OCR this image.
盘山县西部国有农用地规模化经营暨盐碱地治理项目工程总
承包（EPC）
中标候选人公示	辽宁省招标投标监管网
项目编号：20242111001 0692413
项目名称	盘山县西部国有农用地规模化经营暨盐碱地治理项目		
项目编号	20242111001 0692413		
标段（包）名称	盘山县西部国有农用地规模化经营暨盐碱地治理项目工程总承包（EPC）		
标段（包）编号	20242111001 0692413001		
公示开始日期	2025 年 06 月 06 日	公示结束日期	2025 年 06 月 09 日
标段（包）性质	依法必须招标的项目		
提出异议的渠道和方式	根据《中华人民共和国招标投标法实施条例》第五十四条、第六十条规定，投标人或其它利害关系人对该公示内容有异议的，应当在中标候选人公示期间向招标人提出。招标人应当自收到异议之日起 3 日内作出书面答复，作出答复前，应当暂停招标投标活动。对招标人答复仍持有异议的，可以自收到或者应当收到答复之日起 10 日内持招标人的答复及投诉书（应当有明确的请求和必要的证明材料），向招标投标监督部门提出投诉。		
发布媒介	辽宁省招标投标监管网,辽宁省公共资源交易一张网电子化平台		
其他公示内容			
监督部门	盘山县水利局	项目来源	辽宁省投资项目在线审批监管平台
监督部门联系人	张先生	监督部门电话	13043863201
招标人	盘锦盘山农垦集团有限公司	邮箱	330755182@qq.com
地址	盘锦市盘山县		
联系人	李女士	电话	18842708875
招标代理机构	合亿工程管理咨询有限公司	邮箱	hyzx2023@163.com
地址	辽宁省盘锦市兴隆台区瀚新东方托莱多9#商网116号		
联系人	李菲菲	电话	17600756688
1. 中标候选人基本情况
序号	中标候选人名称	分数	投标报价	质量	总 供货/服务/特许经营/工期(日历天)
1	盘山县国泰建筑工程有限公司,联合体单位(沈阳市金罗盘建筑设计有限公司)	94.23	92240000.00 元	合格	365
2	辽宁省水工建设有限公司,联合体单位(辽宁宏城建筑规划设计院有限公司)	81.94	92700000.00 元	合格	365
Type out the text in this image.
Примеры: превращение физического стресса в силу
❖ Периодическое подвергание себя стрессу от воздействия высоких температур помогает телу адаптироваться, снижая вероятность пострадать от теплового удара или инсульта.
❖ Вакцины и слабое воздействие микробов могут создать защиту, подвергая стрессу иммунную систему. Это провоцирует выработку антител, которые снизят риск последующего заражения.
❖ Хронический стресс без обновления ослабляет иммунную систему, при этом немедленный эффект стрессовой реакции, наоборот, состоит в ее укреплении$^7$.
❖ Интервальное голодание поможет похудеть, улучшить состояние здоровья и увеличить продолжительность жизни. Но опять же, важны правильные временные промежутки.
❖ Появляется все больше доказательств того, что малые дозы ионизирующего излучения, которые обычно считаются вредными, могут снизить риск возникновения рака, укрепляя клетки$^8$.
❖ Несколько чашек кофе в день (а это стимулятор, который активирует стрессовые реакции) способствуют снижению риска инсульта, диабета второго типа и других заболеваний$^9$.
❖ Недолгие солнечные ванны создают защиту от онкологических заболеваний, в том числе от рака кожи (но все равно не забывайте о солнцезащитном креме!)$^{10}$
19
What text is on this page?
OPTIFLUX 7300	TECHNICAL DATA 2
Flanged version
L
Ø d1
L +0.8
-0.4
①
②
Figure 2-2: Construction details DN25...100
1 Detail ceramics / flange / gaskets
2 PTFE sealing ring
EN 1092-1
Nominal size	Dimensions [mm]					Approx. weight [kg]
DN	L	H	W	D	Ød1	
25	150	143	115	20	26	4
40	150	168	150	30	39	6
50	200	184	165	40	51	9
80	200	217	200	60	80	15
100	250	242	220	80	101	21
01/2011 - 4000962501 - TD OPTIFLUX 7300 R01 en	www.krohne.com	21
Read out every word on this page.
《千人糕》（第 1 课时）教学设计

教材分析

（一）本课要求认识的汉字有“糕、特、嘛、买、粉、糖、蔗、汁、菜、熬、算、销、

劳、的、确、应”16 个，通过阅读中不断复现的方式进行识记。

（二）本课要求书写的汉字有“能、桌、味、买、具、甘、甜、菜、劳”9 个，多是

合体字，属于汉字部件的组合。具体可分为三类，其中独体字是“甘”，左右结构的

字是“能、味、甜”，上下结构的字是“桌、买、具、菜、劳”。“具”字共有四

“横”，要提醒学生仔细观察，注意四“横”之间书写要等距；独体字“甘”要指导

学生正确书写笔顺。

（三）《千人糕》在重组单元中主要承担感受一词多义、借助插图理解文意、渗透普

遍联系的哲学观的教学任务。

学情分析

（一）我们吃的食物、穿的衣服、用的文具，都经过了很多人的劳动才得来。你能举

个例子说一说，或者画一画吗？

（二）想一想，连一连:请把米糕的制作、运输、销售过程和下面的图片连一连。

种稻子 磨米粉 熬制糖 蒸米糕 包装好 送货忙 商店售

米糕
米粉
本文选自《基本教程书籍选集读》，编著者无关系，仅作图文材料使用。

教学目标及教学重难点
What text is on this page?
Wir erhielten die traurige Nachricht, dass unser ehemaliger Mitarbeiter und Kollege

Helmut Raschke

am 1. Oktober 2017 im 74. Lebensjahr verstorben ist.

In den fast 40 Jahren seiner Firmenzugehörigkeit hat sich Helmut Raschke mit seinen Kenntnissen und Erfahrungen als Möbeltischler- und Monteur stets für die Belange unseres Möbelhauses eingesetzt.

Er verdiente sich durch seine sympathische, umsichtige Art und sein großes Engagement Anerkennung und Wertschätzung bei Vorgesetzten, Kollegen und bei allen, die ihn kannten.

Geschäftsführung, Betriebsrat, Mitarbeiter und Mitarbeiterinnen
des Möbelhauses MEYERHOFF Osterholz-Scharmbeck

◆ Set task ◆
Exactly as shown above, return every record.

◆ Task response ◆
OCR this image.
盘山县西部国有农用地规模化经营暨盐碱地治理项目工程总
承包（EPC）
中标候选人公示	辽宁省招标投标监管网
项目编号：20242111001 0692413
项目名称	盘山县西部国有农用地规模化经营暨盐碱地治理项目		
项目编号	20242111001 0692413		
标段（包）名称	盘山县西部国有农用地规模化经营暨盐碱地治理项目工程总承包（EPC）		
标段（包）编号	20242111001 0692413001		
公示开始日期	2025 年 06 月 06 日	公示结束日期	2025 年 06 月 09 日
标段（包）性质	依法必须招标的项目		
提出异议的渠道和方式	根据《中华人民共和国招标投标法实施条例》第五十四条、第六十条规定，投标人或其它利害关系人对该公示内容有异议的，应当在中标候选人公示期间向招标人提出。招标人应当自收到异议之日起 3 日内作出书面答复，作出答复前，应当暂停招标投标活动。对招标人答复仍持有异议的，可以自收到或者应当收到答复之日起 10 日内持招标人的答复及投诉书（应当有明确的请求和必要的证明材料），向招标投标监督部门提出投诉。		
发布媒介	辽宁省招标投标监管网,辽宁省公共资源交易一张网电子化平台		
其他公示内容			
监督部门	盘山县水利局	项目来源	辽宁省投资项目在线审批监管平台
监督部门联系人	张先生	监督部门电话	13043863201
招标人	盘锦盘山农垦集团有限公司	邮箱	330755182@qq.com
地址	盘锦市盘山县		
联系人	李女士	电话	18842708875
招标代理机构	合亿工程管理咨询有限公司	邮箱	hyzx2023@163.com
地址	辽宁省盘锦市兴隆台区瀚新东方托莱多9#商网116号		
联系人	李菲菲	电话	17600756688
1. 中标候选人基本情况
序号	中标候选人名称	分数	投标报价	质量	总 供货/服务/特许经营/工期(日历天)
1	盘山县国泰建筑工程有限公司,联合体单位(沈阳市金罗盘建筑设计有限公司)	94.23	92240000.00 元	合格	365
2	辽宁省水工建设有限公司,联合体单位(辽宁宏城建筑规划设计院有限公司)	81.94	92700000.00 元	合格	365
Type out the text in this image.
Примеры: превращение физического стресса в силу
❖ Периодическое подвергание себя стрессу от воздействия высоких температур помогает телу адаптироваться, снижая вероятность пострадать от теплового удара или инсульта.
❖ Вакцины и слабое воздействие микробов могут создать защиту, подвергая стрессу иммунную систему. Это провоцирует выработку антител, которые снизят риск последующего заражения.
❖ Хронический стресс без обновления ослабляет иммунную систему, при этом немедленный эффект стрессовой реакции, наоборот, состоит в ее укреплении$^7$.
❖ Интервальное голодание поможет похудеть, улучшить состояние здоровья и увеличить продолжительность жизни. Но опять же, важны правильные временные промежутки.
❖ Появляется все больше доказательств того, что малые дозы ионизирующего излучения, которые обычно считаются вредными, могут снизить риск возникновения рака, укрепляя клетки$^8$.
❖ Несколько чашек кофе в день (а это стимулятор, который активирует стрессовые реакции) способствуют снижению риска инсульта, диабета второго типа и других заболеваний$^9$.
❖ Недолгие солнечные ванны создают защиту от онкологических заболеваний, в том числе от рака кожи (но все равно не забывайте о солнцезащитном креме!)$^{10}$
19
What text is on this page?
OPTIFLUX 7300	TECHNICAL DATA 2
Flanged version
L
Ø d1
L +0.8
-0.4
①
②
Figure 2-2: Construction details DN25...100
1 Detail ceramics / flange / gaskets
2 PTFE sealing ring
EN 1092-1
Nominal size	Dimensions [mm]					Approx. weight [kg]
DN	L	H	W	D	Ød1	
25	150	143	115	20	26	4
40	150	168	150	30	39	6
50	200	184	165	40	51	9
80	200	217	200	60	80	15
100	250	242	220	80	101	21
01/2011 - 4000962501 - TD OPTIFLUX 7300 R01 en	www.krohne.com	21
Read out every word on this page.
《千人糕》（第 1 课时）教学设计

教材分析

（一）本课要求认识的汉字有“糕、特、嘛、买、粉、糖、蔗、汁、菜、熬、算、销、

劳、的、确、应”16 个，通过阅读中不断复现的方式进行识记。

（二）本课要求书写的汉字有“能、桌、味、买、具、甘、甜、菜、劳”9 个，多是

合体字，属于汉字部件的组合。具体可分为三类，其中独体字是“甘”，左右结构的

字是“能、味、甜”，上下结构的字是“桌、买、具、菜、劳”。“具”字共有四

“横”，要提醒学生仔细观察，注意四“横”之间书写要等距；独体字“甘”要指导

学生正确书写笔顺。

（三）《千人糕》在重组单元中主要承担感受一词多义、借助插图理解文意、渗透普

遍联系的哲学观的教学任务。

学情分析

（一）我们吃的食物、穿的衣服、用的文具，都经过了很多人的劳动才得来。你能举

个例子说一说，或者画一画吗？

（二）想一想，连一连:请把米糕的制作、运输、销售过程和下面的图片连一连。

种稻子 磨米粉 熬制糖 蒸米糕 包装好 送货忙 商店售

米糕
米粉
本文选自《基本教程书籍选集读》，编著者无关系，仅作图文材料使用。

教学目标及教学重难点
What text is on this page?
Wir erhielten die traurige Nachricht, dass unser ehemaliger Mitarbeiter und Kollege

Helmut Raschke

am 1. Oktober 2017 im 74. Lebensjahr verstorben ist.

In den fast 40 Jahren seiner Firmenzugehörigkeit hat sich Helmut Raschke mit seinen Kenntnissen und Erfahrungen als Möbeltischler- und Monteur stets für die Belange unseres Möbelhauses eingesetzt.

Er verdiente sich durch seine sympathische, umsichtige Art und sein großes Engagement Anerkennung und Wertschätzung bei Vorgesetzten, Kollegen und bei allen, die ihn kannten.

Geschäftsführung, Betriebsrat, Mitarbeiter und Mitarbeiterinnen
des Möbelhauses MEYERHOFF Osterholz-Scharmbeck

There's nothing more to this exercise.